◆ **Exercise prompt**
Print all entries word for word.

◆ **Data records**

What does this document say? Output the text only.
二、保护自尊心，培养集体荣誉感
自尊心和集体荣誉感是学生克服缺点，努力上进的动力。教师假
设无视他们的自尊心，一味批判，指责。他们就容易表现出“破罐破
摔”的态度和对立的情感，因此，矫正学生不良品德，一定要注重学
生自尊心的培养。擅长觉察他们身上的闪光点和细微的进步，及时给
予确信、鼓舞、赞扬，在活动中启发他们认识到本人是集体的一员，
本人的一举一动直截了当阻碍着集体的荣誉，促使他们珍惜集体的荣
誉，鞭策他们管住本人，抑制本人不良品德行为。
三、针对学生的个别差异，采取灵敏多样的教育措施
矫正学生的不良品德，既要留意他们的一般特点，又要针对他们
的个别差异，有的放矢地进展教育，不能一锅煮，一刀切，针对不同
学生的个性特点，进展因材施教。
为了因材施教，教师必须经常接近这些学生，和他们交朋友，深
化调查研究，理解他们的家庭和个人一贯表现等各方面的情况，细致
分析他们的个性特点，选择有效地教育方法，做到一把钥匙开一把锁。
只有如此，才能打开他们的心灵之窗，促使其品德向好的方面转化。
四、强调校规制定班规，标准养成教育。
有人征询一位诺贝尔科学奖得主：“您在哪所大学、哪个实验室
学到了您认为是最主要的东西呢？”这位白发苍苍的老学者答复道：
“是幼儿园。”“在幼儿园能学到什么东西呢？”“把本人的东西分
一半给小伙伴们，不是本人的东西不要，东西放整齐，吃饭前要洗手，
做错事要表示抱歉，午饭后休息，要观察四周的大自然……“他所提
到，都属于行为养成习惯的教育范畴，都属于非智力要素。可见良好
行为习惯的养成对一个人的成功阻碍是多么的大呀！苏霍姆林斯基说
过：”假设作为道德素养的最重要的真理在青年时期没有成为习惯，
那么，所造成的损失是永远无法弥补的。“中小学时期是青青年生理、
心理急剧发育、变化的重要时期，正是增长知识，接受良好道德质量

◆ **Response to the task**
What does this document say? Output the text only.
二、保护自尊心，培养集体荣誉感
自尊心和集体荣誉感是学生克服缺点，努力上进的动力。教师假
设无视他们的自尊心，一味批判，指责。他们就容易表现出“破罐破
摔”的态度和对立的情感，因此，矫正学生不良品德，一定要注重学
生自尊心的培养。擅长觉察他们身上的闪光点和细微的进步，及时给
予确信、鼓舞、赞扬，在活动中启发他们认识到本人是集体的一员，
本人的一举一动直截了当阻碍着集体的荣誉，促使他们珍惜集体的荣
誉，鞭策他们管住本人，抑制本人不良品德行为。
三、针对学生的个别差异，采取灵敏多样的教育措施
矫正学生的不良品德，既要留意他们的一般特点，又要针对他们
的个别差异，有的放矢地进展教育，不能一锅煮，一刀切，针对不同
学生的个性特点，进展因材施教。
为了因材施教，教师必须经常接近这些学生，和他们交朋友，深
化调查研究，理解他们的家庭和个人一贯表现等各方面的情况，细致
分析他们的个性特点，选择有效地教育方法，做到一把钥匙开一把锁。
只有如此，才能打开他们的心灵之窗，促使其品德向好的方面转化。
四、强调校规制定班规，标准养成教育。
有人征询一位诺贝尔科学奖得主：“您在哪所大学、哪个实验室
学到了您认为是最主要的东西呢？”这位白发苍苍的老学者答复道：
“是幼儿园。”“在幼儿园能学到什么东西呢？”“把本人的东西分
一半给小伙伴们，不是本人的东西不要，东西放整齐，吃饭前要洗手，
做错事要表示抱歉，午饭后休息，要观察四周的大自然……“他所提
到，都属于行为养成习惯的教育范畴，都属于非智力要素。可见良好
行为习惯的养成对一个人的成功阻碍是多么的大呀！苏霍姆林斯基说
过：”假设作为道德素养的最重要的真理在青年时期没有成为习惯，
那么，所造成的损失是永远无法弥补的。“中小学时期是青青年生理、
心理急剧发育、变化的重要时期，正是增长知识，接受良好道德质量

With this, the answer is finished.